═════ Texto del ejercicio
Interpretación del cuento
Sonrió, con la sonrisa manchada. Si, aun no aprendía a cuidarlos. Les tenia rencor incluso, por nacer tan desiguales y problemáticos. Sin duda, si debiera escoger una parte de su cuerpo que más le ha causado dolor en la vida, serían ellos. Sus dientes. Apreciaba la sonrisa de otros, dientes chiquitos y blancos, bien cuidados y felices en una boca tranquila. Y los suyos, con extranjeros de metal y goma que molestaban en las comidas, creaban accesos rojizos y terribles a más alla de lo que debería ser y estiraban sus dientes a la fuerza, tironeándolos con abrazo maligno a que se comportaran y llegaran a donde debían posarse. Si, sufró mucho con ellos por años. Pero un día, un maravilloso día, le retiraron los brackets. Recuerda como pasó el tiempo rozándo sus dientes con la lengua, asombrada de lo suave que eran, provocando risas en su amiga. Y como decidió juntar dinero para un blanquemiento dental. Jamás llegó a juntarlo. El cepillo se encontraba a un par de centímetros lejos de sus dedos y de floja, no se estiró a tomarlo. Se mancharon. Sonrió frente al espejo con una mueca de desagrado. Odiaba el estúpido color que tenían por su culpa.

Recuerdo el día que me reí de ese cliché. Me rio de la mayoría de los clichés. Comparar dientes con amigos, nada mas cursi.

lunes, 10 de octubre de 2011

Está zafonista... y que?

Tomé el libro entre mis dedos, pero este no se dejaba leer. Eso era frustrante. Sin televisión, sólo podia distraerme leyendo mientras realizaba mis labores domésticas. Pero el tamaño de mi libro sobrepasaba con creces la capacidad de mi mano y se cerraba continuamente atrapando mis dedos entre sus páginas. Instintivamente, le ordené quedarse quieto de una vez por todas, dada mi costumbre de hablarle a los objetos inanimados sin razón. Me senté. Decidí terminar la página y continuar luego mis deberes, ya que, no era capaz de realizar ambas acciones. Pero ahora estaba atrapada. La hora cambió y recibí un castigo por dejar las cosas inacabadas. Y culpe, erradamente a mi texto, no a mí. O eso creí. Y lo vi como era. Ya no era "mi" libro, yo era "su" lector. El orden de las cosas cambiaron, sin embargo, siempre habia sido así, fuera de mi entendimiento. Era un personaje celoso que, enojado por escogerlo como la opción final, tomó venganza deteniendome en su mundo. Y casi oí una risa oscura brotando de sus hojas. El hechizo ya estaba implantado. Sonreí. Eramos cómplices.
══════════
═════ Datos de origen
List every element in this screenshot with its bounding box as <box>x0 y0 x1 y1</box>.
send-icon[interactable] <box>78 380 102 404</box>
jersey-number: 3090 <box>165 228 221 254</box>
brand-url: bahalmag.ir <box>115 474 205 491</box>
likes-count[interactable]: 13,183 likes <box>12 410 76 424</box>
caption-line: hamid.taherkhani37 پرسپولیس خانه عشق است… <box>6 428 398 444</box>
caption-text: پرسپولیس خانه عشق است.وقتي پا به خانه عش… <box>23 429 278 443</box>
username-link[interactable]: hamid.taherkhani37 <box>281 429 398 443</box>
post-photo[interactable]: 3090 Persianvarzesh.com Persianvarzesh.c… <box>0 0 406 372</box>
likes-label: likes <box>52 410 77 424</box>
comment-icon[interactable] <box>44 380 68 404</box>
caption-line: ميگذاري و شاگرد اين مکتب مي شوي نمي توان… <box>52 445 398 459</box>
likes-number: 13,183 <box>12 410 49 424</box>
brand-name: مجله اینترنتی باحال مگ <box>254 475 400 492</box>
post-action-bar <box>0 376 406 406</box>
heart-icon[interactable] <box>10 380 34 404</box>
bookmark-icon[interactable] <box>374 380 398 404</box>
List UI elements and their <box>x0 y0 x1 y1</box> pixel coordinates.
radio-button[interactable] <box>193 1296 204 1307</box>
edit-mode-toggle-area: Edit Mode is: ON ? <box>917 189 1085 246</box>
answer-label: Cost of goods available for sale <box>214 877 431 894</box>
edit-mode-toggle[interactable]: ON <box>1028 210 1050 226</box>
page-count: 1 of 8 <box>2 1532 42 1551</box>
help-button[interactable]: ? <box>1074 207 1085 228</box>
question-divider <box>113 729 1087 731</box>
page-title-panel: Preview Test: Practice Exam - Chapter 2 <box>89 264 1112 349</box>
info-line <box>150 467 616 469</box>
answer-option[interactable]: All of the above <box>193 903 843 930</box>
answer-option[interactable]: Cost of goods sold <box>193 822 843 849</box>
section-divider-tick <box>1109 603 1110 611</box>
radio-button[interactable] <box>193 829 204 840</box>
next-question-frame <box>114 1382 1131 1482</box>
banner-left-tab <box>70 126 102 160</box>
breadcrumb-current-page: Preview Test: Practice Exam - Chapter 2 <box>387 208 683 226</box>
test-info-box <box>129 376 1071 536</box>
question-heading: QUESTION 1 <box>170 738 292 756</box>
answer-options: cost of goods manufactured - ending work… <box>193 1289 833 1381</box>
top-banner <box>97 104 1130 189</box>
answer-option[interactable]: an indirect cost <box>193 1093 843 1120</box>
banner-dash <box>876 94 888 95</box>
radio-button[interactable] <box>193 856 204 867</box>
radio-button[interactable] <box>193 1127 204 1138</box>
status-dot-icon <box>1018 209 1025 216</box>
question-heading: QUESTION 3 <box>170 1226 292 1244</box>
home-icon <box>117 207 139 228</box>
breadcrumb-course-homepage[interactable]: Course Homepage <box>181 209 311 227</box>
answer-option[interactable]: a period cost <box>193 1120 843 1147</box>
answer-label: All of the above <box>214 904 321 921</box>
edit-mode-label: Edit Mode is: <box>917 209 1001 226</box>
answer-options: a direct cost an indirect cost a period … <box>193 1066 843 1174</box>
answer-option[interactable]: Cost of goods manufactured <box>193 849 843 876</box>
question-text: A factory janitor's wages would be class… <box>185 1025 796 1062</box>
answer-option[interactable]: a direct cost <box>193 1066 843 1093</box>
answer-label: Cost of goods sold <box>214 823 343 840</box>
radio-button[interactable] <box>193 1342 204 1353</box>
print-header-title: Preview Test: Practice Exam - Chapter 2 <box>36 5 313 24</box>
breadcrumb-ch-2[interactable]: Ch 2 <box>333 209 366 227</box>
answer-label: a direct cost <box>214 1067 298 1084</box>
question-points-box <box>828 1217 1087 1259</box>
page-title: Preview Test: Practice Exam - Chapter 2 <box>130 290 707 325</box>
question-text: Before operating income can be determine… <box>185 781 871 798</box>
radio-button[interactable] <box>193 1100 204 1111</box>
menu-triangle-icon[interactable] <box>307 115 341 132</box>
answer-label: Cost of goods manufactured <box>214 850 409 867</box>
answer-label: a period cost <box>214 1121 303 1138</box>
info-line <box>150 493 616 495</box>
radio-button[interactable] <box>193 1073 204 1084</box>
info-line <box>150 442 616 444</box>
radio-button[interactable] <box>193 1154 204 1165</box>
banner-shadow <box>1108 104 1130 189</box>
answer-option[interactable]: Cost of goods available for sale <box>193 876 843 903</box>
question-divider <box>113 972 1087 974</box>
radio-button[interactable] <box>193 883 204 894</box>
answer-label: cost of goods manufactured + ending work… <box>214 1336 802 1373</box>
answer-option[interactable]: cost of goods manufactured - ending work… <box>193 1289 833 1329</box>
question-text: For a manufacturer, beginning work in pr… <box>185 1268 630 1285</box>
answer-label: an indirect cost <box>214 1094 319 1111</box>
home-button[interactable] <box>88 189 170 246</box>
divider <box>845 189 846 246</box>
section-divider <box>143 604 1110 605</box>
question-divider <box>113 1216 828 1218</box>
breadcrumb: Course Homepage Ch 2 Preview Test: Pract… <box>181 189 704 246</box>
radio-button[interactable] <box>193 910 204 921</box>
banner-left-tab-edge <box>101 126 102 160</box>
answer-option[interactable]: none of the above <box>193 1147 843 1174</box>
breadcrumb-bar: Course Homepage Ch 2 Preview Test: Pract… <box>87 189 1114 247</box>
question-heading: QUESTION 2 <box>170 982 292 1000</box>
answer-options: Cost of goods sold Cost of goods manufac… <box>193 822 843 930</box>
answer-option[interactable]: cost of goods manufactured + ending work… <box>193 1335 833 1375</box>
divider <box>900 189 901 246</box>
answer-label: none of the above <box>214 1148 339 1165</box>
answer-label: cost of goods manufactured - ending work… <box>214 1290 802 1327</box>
══════════
* [Qué se pide]
a – Duplica sin cambios el fragmento del texto del ejercicio que va desde "Recuerdo el día" hasta "zafonista... y que?".
b – En el texto del ejercicio, ¿qué hacía quien narra para distraerse al no tener televisión?

* [Respuestas por ítem]
a –
Recuerdo el día que me reí de ese cliché. Me rio de la mayoría de los clichés. Comparar dientes con amigos, nada mas cursi.

lunes, 10 de octubre de 2011

Está zafonista... y que?

b – Leía mientras realizaba sus labores domésticas.